── Items

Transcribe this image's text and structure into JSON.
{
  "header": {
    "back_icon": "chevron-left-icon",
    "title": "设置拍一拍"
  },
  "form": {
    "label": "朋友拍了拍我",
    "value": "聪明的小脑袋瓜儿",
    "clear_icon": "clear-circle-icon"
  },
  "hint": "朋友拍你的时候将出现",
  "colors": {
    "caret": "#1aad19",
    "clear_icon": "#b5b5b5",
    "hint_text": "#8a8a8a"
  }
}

────
── Items

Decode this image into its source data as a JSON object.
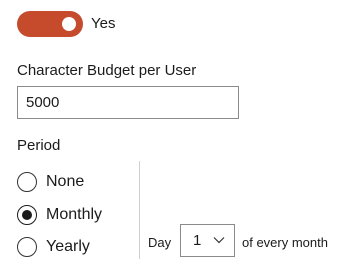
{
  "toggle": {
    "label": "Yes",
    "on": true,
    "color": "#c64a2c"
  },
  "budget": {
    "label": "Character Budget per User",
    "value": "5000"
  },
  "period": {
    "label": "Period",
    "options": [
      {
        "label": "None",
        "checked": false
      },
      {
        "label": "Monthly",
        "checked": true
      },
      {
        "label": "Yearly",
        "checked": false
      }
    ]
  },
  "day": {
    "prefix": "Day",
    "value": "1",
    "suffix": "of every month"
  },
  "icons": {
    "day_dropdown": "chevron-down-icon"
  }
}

────

» **Instructions to follow**: Search the data for the string "this" and copy each line where it appears.

» **Exercise response**:
Transcribe this image's text and structure into JSON.
Decode this image into its source data as a JSON object.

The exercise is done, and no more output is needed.